▸ **DIRECTIVE**:
Output all lines exactly.

※ ※ ※

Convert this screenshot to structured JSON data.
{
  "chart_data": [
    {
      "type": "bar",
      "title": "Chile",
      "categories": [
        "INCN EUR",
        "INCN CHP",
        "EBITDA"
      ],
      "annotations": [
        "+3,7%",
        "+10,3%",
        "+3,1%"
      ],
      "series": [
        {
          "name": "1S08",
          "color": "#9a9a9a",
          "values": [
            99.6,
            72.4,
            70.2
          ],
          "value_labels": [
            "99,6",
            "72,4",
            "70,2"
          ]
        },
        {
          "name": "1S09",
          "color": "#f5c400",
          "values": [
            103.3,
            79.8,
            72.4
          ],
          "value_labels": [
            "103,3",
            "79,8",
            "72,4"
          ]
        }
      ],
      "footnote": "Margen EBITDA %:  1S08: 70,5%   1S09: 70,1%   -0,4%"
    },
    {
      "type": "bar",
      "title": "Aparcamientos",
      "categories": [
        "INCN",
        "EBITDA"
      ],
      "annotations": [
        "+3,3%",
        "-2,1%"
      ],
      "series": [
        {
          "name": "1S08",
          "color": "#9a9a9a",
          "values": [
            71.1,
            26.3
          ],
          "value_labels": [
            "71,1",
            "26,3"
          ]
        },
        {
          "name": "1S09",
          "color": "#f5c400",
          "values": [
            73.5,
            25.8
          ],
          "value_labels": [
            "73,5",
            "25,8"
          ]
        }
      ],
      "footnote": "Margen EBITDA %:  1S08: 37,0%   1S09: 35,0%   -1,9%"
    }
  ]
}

※ ※ ※

▸ **OUTPUT FOR THIS EXERCISE**:
Convert this screenshot to structured JSON data.
{
  "chart_data": [
    {
      "type": "bar",
      "title": "Chile",
      "categories": [
        "INCN EUR",
        "INCN CHP",
        "EBITDA"
      ],
      "annotations": [
        "+3,7%",
        "+10,3%",
        "+3,1%"
      ],
      "series": [
        {
          "name": "1S08",
          "color": "#9a9a9a",
          "values": [
            99.6,
            72.4,
            70.2
          ],
          "value_labels": [
            "99,6",
            "72,4",
            "70,2"
          ]
        },
        {
          "name": "1S09",
          "color": "#f5c400",
          "values": [
            103.3,
            79.8,
            72.4
          ],
          "value_labels": [
            "103,3",
            "79,8",
            "72,4"
          ]
        }
      ],
      "footnote": "Margen EBITDA %:  1S08: 70,5%   1S09: 70,1%   -0,4%"
    },
    {
      "type": "bar",
      "title": "Aparcamientos",
      "categories": [
        "INCN",
        "EBITDA"
      ],
      "annotations": [
        "+3,3%",
        "-2,1%"
      ],
      "series": [
        {
          "name": "1S08",
          "color": "#9a9a9a",
          "values": [
            71.1,
            26.3
          ],
          "value_labels": [
            "71,1",
            "26,3"
          ]
        },
        {
          "name": "1S09",
          "color": "#f5c400",
          "values": [
            73.5,
            25.8
          ],
          "value_labels": [
            "73,5",
            "25,8"
          ]
        }
      ],
      "footnote": "Margen EBITDA %:  1S08: 37,0%   1S09: 35,0%   -1,9%"
    }
  ]
}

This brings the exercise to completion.